Written problem: Return all of the entries word for word, but omit the pictures they contain.

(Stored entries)

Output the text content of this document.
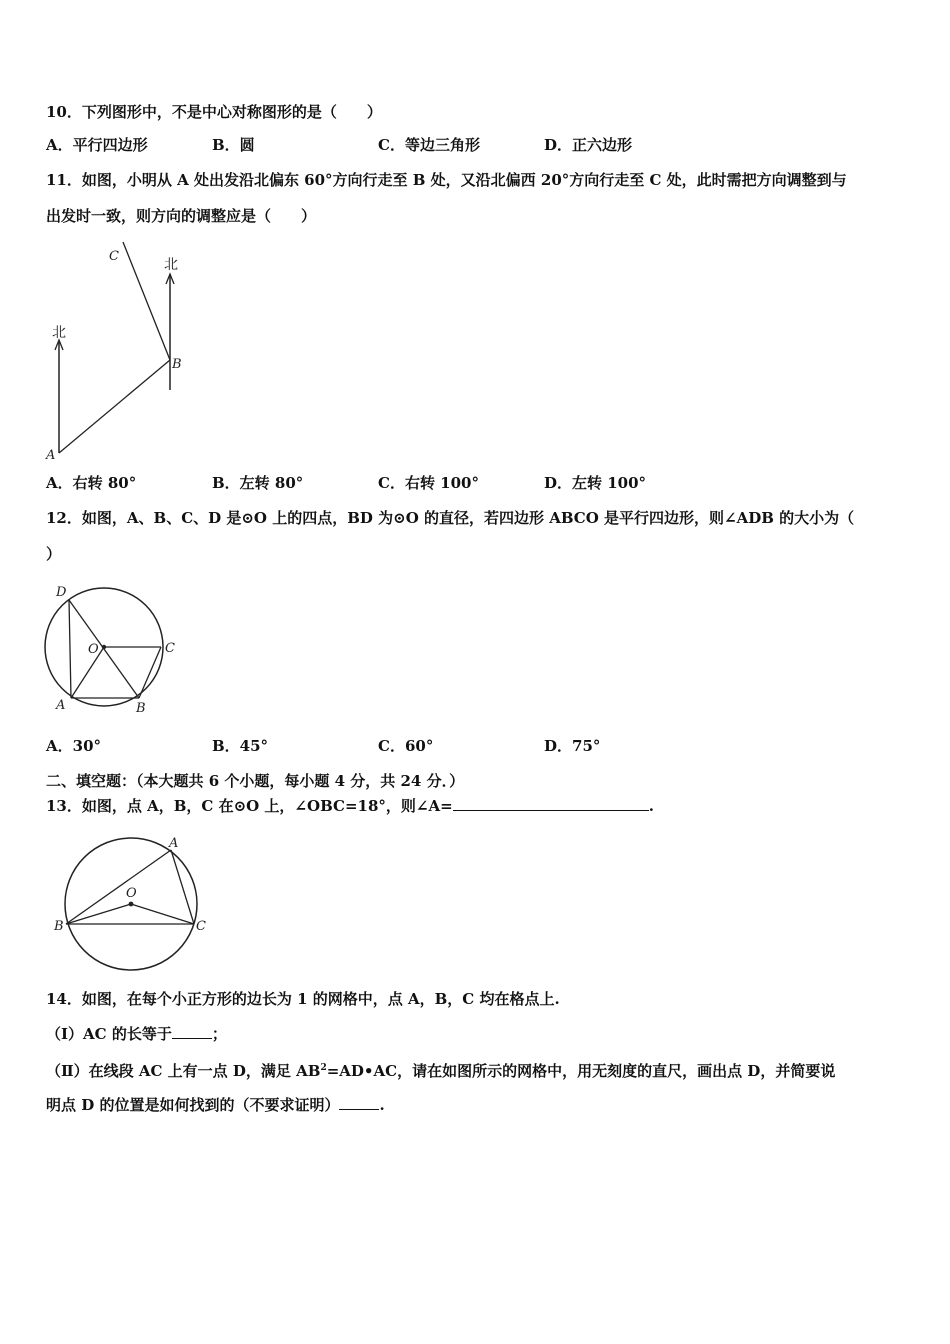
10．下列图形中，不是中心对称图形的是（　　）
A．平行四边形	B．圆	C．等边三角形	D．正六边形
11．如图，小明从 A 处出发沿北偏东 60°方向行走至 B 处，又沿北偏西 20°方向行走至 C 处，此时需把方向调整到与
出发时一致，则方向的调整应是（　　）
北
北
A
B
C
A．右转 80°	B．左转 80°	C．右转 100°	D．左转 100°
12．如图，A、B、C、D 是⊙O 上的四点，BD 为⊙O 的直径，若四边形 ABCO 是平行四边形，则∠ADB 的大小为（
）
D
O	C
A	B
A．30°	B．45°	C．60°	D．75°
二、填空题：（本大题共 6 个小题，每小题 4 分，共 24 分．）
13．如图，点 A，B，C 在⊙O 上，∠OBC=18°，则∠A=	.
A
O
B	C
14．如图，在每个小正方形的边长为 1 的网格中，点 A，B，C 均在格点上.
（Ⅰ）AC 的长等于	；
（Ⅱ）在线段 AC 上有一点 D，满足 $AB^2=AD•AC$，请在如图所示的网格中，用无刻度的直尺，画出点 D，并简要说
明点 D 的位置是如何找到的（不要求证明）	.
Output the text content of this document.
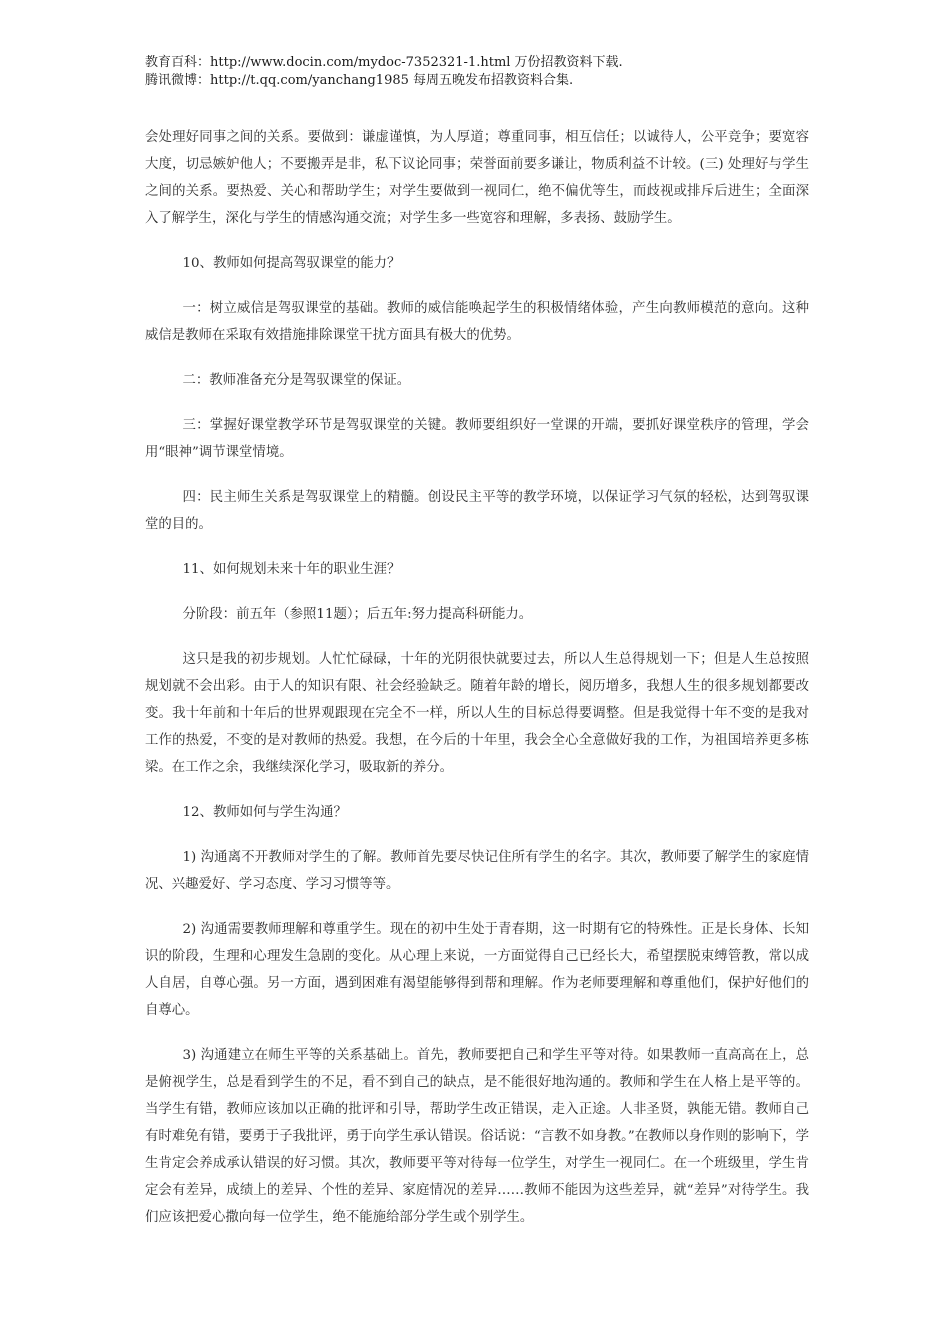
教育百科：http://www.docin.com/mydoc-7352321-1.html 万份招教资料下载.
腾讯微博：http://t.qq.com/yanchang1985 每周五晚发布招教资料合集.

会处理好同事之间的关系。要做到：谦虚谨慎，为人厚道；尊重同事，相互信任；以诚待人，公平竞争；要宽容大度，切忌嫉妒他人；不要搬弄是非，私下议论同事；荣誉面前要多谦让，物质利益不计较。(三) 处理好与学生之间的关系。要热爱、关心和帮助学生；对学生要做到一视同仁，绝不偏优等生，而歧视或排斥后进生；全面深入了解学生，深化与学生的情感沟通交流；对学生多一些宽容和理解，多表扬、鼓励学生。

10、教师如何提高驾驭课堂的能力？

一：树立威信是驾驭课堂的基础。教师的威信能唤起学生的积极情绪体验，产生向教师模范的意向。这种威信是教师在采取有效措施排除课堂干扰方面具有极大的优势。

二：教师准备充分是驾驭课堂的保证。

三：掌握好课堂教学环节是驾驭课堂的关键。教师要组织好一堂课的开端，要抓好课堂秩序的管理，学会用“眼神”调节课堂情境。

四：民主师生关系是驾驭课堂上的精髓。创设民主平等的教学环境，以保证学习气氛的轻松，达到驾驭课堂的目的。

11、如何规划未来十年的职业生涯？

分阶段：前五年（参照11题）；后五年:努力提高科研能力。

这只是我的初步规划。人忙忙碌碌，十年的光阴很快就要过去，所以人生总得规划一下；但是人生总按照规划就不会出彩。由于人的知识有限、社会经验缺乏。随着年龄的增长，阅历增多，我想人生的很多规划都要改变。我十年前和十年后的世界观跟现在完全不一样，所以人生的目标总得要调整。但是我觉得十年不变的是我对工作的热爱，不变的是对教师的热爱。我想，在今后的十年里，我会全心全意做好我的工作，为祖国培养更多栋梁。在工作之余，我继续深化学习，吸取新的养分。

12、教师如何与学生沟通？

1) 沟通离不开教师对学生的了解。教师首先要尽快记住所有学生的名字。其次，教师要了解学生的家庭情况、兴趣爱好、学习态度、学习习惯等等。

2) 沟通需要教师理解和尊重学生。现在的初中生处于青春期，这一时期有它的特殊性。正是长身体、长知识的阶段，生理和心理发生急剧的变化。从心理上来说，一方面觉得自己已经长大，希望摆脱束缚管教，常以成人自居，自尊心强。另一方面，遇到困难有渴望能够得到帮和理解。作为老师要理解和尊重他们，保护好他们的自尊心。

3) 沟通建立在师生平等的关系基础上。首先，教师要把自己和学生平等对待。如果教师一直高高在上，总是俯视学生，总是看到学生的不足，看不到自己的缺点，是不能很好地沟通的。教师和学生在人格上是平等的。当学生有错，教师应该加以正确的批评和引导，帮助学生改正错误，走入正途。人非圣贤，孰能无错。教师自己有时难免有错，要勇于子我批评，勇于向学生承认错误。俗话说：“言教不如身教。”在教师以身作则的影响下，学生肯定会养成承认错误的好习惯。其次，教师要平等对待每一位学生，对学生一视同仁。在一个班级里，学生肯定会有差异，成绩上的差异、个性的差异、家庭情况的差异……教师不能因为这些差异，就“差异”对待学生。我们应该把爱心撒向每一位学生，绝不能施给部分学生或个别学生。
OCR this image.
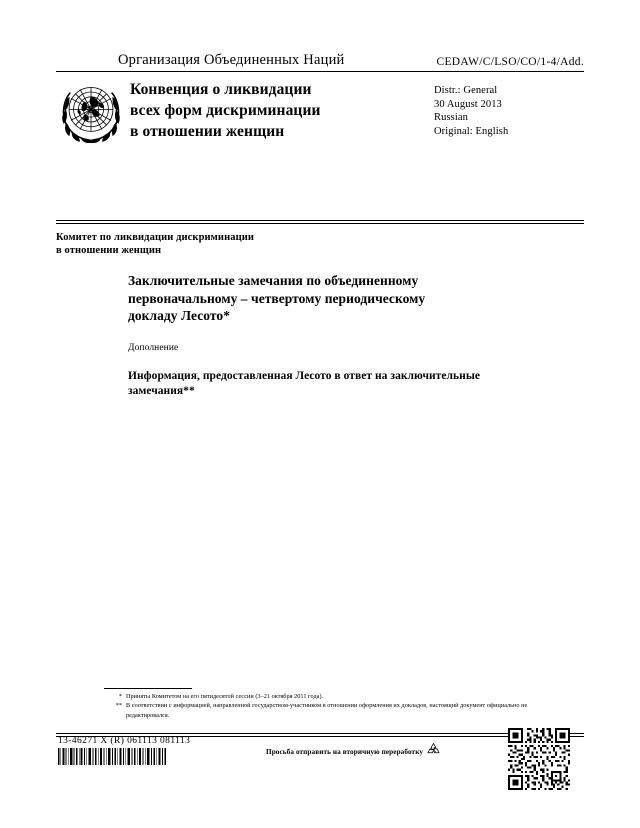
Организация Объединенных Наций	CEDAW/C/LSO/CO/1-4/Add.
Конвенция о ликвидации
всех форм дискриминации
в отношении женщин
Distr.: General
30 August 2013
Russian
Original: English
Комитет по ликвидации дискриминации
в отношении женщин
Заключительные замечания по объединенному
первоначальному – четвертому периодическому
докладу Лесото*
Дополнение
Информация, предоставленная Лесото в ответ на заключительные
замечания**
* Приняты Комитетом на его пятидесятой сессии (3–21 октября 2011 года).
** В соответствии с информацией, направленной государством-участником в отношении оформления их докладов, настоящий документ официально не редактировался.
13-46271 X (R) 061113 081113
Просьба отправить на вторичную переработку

Problem solution:
Output the text content of this document.
10．下列图形中，不是中心对称图形的是（　　）
A．平行四边形	B．圆	C．等边三角形	D．正六边形
11．如图，小明从 A 处出发沿北偏东 60°方向行走至 B 处，又沿北偏西 20°方向行走至 C 处，此时需把方向调整到与
出发时一致，则方向的调整应是（　　）
北
北
A
B
C
A．右转 80°	B．左转 80°	C．右转 100°	D．左转 100°
12．如图，A、B、C、D 是⊙O 上的四点，BD 为⊙O 的直径，若四边形 ABCO 是平行四边形，则∠ADB 的大小为（
）
D
O	C
A	B
A．30°	B．45°	C．60°	D．75°
二、填空题：（本大题共 6 个小题，每小题 4 分，共 24 分．）
13．如图，点 A，B，C 在⊙O 上，∠OBC=18°，则∠A=	.
A
O
B	C
14．如图，在每个小正方形的边长为 1 的网格中，点 A，B，C 均在格点上.
（Ⅰ）AC 的长等于	；
（Ⅱ）在线段 AC 上有一点 D，满足 $AB^2=AD•AC$，请在如图所示的网格中，用无刻度的直尺，画出点 D，并简要说
明点 D 的位置是如何找到的（不要求证明）	.
Output the text content of this document.
教育百科：http://www.docin.com/mydoc-7352321-1.html 万份招教资料下载.
腾讯微博：http://t.qq.com/yanchang1985 每周五晚发布招教资料合集.

会处理好同事之间的关系。要做到：谦虚谨慎，为人厚道；尊重同事，相互信任；以诚待人，公平竞争；要宽容大度，切忌嫉妒他人；不要搬弄是非，私下议论同事；荣誉面前要多谦让，物质利益不计较。(三) 处理好与学生之间的关系。要热爱、关心和帮助学生；对学生要做到一视同仁，绝不偏优等生，而歧视或排斥后进生；全面深入了解学生，深化与学生的情感沟通交流；对学生多一些宽容和理解，多表扬、鼓励学生。

10、教师如何提高驾驭课堂的能力？

一：树立威信是驾驭课堂的基础。教师的威信能唤起学生的积极情绪体验，产生向教师模范的意向。这种威信是教师在采取有效措施排除课堂干扰方面具有极大的优势。

二：教师准备充分是驾驭课堂的保证。

三：掌握好课堂教学环节是驾驭课堂的关键。教师要组织好一堂课的开端，要抓好课堂秩序的管理，学会用“眼神”调节课堂情境。

四：民主师生关系是驾驭课堂上的精髓。创设民主平等的教学环境，以保证学习气氛的轻松，达到驾驭课堂的目的。

11、如何规划未来十年的职业生涯？

分阶段：前五年（参照11题）；后五年:努力提高科研能力。

这只是我的初步规划。人忙忙碌碌，十年的光阴很快就要过去，所以人生总得规划一下；但是人生总按照规划就不会出彩。由于人的知识有限、社会经验缺乏。随着年龄的增长，阅历增多，我想人生的很多规划都要改变。我十年前和十年后的世界观跟现在完全不一样，所以人生的目标总得要调整。但是我觉得十年不变的是我对工作的热爱，不变的是对教师的热爱。我想，在今后的十年里，我会全心全意做好我的工作，为祖国培养更多栋梁。在工作之余，我继续深化学习，吸取新的养分。

12、教师如何与学生沟通？

1) 沟通离不开教师对学生的了解。教师首先要尽快记住所有学生的名字。其次，教师要了解学生的家庭情况、兴趣爱好、学习态度、学习习惯等等。

2) 沟通需要教师理解和尊重学生。现在的初中生处于青春期，这一时期有它的特殊性。正是长身体、长知识的阶段，生理和心理发生急剧的变化。从心理上来说，一方面觉得自己已经长大，希望摆脱束缚管教，常以成人自居，自尊心强。另一方面，遇到困难有渴望能够得到帮和理解。作为老师要理解和尊重他们，保护好他们的自尊心。

3) 沟通建立在师生平等的关系基础上。首先，教师要把自己和学生平等对待。如果教师一直高高在上，总是俯视学生，总是看到学生的不足，看不到自己的缺点，是不能很好地沟通的。教师和学生在人格上是平等的。当学生有错，教师应该加以正确的批评和引导，帮助学生改正错误，走入正途。人非圣贤，孰能无错。教师自己有时难免有错，要勇于子我批评，勇于向学生承认错误。俗话说：“言教不如身教。”在教师以身作则的影响下，学生肯定会养成承认错误的好习惯。其次，教师要平等对待每一位学生，对学生一视同仁。在一个班级里，学生肯定会有差异，成绩上的差异、个性的差异、家庭情况的差异……教师不能因为这些差异，就“差异”对待学生。我们应该把爱心撒向每一位学生，绝不能施给部分学生或个别学生。
OCR this image.
Организация Объединенных Наций	CEDAW/C/LSO/CO/1-4/Add.
Конвенция о ликвидации
всех форм дискриминации
в отношении женщин
Distr.: General
30 August 2013
Russian
Original: English
Комитет по ликвидации дискриминации
в отношении женщин
Заключительные замечания по объединенному
первоначальному – четвертому периодическому
докладу Лесото*
Дополнение
Информация, предоставленная Лесото в ответ на заключительные
замечания**
* Приняты Комитетом на его пятидесятой сессии (3–21 октября 2011 года).
** В соответствии с информацией, направленной государством-участником в отношении оформления их докладов, настоящий документ официально не редактировался.
13-46271 X (R) 061113 081113
Просьба отправить на вторичную переработку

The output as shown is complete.